--- To-do list ---
1/ Based on the passage about the island hike to Lo's Teahouse, decide whether each statement below agrees with the passage. Answer yes or no for each, and quote the exact words from the passage that decide it.
(a) The tea house was painted a bright green.
(b) At the fork in the trail, the hikers took the right-hand path.
(c) The return hike felt longer than the hike over.
2/ According to the passage about the island hike to Lo's Teahouse, what was hiding the trail head?
3/ Continue the passage about the island hike to Lo's Teahouse, picking up right after its final sentence.

--- Provided passage ---

— Begin —

Blue Lagoon was a perfect spot to pump up our Red Paddle SUP and paddle around the anchorage. When the water is this clear it's like snorkeling from above as you can see the coral and fish swimming around under you. Plus you get a great arm workout and cover a lot of distance without too much effort.

The next day we went for a hike across the island to a well known tea house on the other side. We naturally got lost in the first five minutes, neglecting to see the trail head hidden behind a huge water tank. But once we got going it was a beautiful hike along the ridge with vistas over the green hills to the blue Pacific Ocean overlooking both sides of the island.

We came to a fork in the trail and went left (folklore says always go right) and came down to a small village called Enedale. Took awhile to find someone who could point us in the right direction, but a nice older man who had been taking a nap under a tree told us to head down the beach. Went that direction and asked some Japanese backpackers where the tea house was (you'd think the Japanese would know about a tea house), but that was "lost in translation."

The elusive Mama Lo's tea house.
 Finally, we headed down the beach and around a headwall and lo, there it was:  Lo's Teahouse. Painted a bright green, it was hard to miss! We met sweet Lo, the owner who made us some wonderful chocolate donuts and tea. We sat and talked to her for some time learning about her history and family. After lunch she showed us the correct trail and the hike back seemed to take half the time as coming over.

— End —

--- Recorded data ---
— Begin —

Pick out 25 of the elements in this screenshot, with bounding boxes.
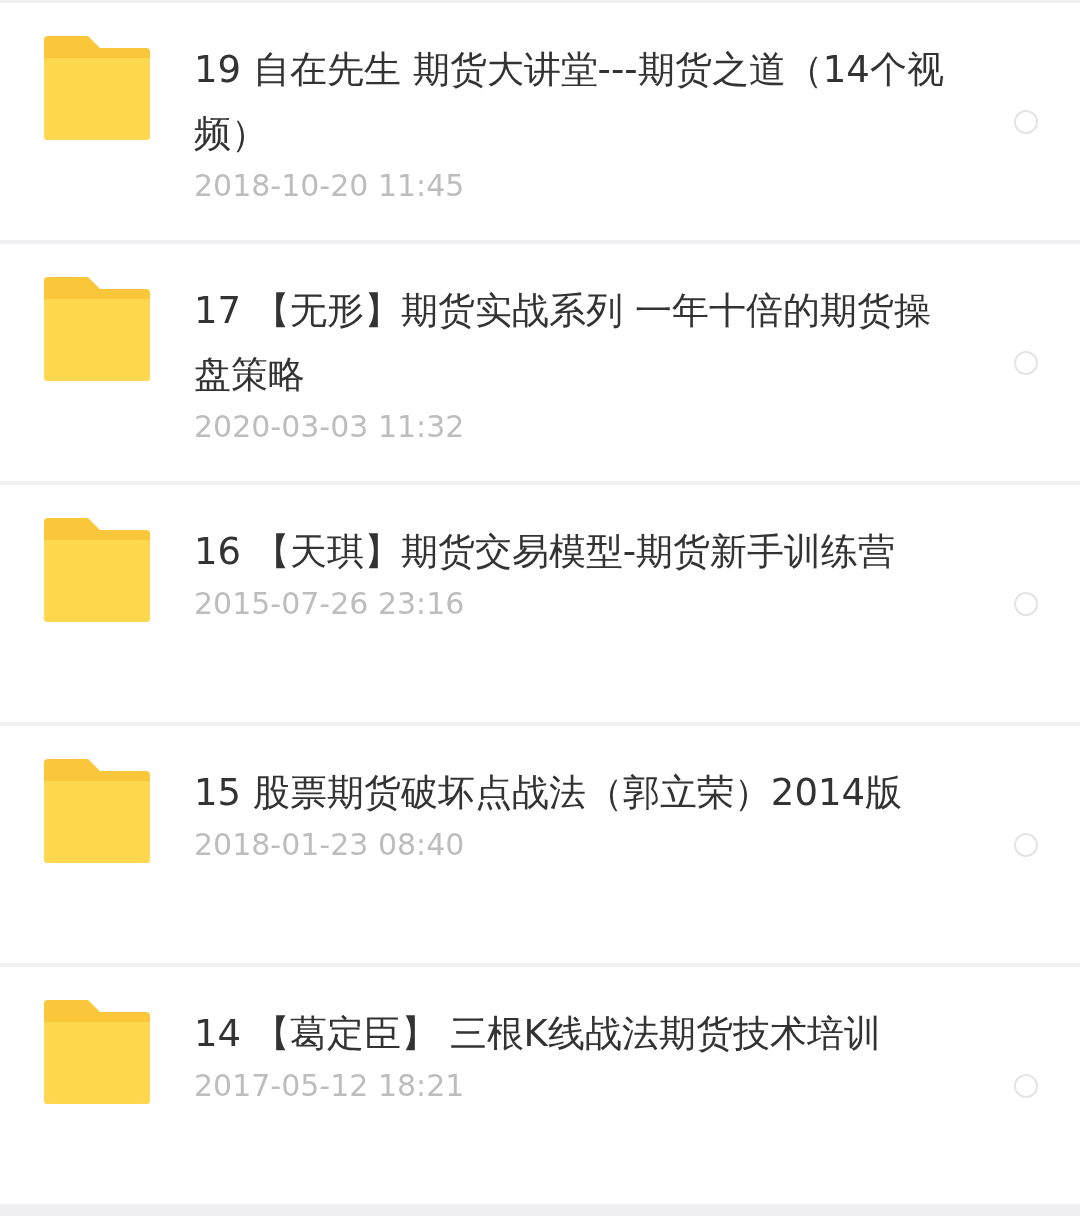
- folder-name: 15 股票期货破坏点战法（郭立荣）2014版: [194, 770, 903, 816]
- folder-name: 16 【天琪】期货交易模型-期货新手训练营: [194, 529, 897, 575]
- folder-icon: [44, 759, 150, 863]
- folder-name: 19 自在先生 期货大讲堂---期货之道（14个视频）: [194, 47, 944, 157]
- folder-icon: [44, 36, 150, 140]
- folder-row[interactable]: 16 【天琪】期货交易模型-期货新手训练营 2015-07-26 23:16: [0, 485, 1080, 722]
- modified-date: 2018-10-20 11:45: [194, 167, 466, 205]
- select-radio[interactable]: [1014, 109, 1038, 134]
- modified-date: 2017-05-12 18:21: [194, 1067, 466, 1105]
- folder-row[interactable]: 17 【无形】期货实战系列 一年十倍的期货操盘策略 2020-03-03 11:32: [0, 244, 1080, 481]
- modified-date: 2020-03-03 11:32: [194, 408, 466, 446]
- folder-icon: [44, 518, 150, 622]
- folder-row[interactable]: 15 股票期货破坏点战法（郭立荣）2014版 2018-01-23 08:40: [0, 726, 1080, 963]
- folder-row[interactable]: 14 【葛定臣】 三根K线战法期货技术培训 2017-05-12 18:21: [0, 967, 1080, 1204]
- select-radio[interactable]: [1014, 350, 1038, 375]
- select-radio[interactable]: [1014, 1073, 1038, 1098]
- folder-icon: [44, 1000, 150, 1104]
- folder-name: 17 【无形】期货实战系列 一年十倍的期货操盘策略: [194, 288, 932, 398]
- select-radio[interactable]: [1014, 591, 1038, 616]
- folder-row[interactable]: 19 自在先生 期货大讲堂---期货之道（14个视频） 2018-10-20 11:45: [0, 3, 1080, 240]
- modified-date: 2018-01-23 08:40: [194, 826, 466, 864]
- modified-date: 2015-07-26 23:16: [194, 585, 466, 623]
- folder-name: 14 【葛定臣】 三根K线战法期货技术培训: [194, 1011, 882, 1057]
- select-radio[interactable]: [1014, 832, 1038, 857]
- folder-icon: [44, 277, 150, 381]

— End —

--- Task-by-task answers ---
1/
(a) Yes: "Painted a bright green, it was hard to miss!"
(b) No: "We came to a fork in the trail and went left"
(c) No: "the hike back seemed to take half the time as coming over."

2/ A huge water tank.

3/
The next day we went SCUBA diving with Blue Lagoon Divers. We hadn't dove in over a year so it took some time to get used to the equipment, hand signals, etc. The first dive was called Eagle Rock and for some reason my BC vest had air leaking in so I was rising instead of sinking. The dive master disconnected the hose and reconnected and that seemed to help. Meryl's regulator hose leaked, so she had to use one of their regulators and BCs that she wasn't used to. On top of everything I didn't have enough weight so I was constantly having to empty air out of my BC to stay down. Good thing we dove with a professional dive company!

Meryl got to see an eagle ray resting under a rock (while I was fiddling with my buoyancy adjustment trying not to shoot to the surface from 60 ft. down). I thought the dive was pretty but nothing exceptional. We went back to the resort for lunch and I grabbed some more weights. We then motored back towards Nayuna Resort to a dive called Cabbage Patch. With five pounds extra weight I was now staying down much easier and could relax and enjoy the dive. At about 40 feet we came around a corner of a big underwater mound and found ourselves in the middle of huge Cabbage corals, like big yellow ochre baskets around six-feet wide. Really enjoyed that dive and saw some large schools of fish around the Cabbage coral, but we didn't see many unusual fish.

We then left Blue Lagoon on Sept. 25th and sailed back down to Somosomo Bay on Naviti because Meryl wanted to do the sevusevu ceremony, required at many Fijian villages for permission to anchor and access the village. Meryl slipped her sula (long skirt) over her shorts, covered her shoulders, took her hat and sunglasses off, and took her pack off her back to be in proper attire. Walter decided that shorts would be just fine.  When we landed on the beach we were met by a woman called Lorriane, who with her baby in her arms, offered to take us on a tour of the village and to the Chief's house.

Meryl with Adi, the 100-year-old Chief of Somosomo Village.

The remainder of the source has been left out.